▶ **Work to be completed**
Search the entries for the word "color" and pull out each line that has it.

▶ **Dataset listings of figures**
·····

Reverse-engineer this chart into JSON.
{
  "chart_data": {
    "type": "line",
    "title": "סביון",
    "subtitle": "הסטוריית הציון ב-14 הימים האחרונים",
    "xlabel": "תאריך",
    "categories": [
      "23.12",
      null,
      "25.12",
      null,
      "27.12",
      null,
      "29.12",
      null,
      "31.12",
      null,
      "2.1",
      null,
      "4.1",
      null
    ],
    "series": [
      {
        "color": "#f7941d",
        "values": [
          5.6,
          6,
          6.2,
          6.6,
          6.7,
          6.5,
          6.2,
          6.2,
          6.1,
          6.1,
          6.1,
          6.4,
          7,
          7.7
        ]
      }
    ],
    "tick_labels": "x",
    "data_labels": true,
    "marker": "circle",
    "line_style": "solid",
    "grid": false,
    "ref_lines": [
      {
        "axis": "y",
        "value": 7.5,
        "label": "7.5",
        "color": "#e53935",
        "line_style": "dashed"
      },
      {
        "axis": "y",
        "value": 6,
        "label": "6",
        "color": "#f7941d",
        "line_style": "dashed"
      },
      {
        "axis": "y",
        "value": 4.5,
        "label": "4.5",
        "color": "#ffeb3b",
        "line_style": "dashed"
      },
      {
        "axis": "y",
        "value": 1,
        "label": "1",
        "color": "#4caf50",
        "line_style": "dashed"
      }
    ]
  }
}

·····

▶ **Written solution**
        "color": "#f7941d",
        "color": "#e53935",
        "color": "#f7941d",
        "color": "#ffeb3b",
        "color": "#4caf50",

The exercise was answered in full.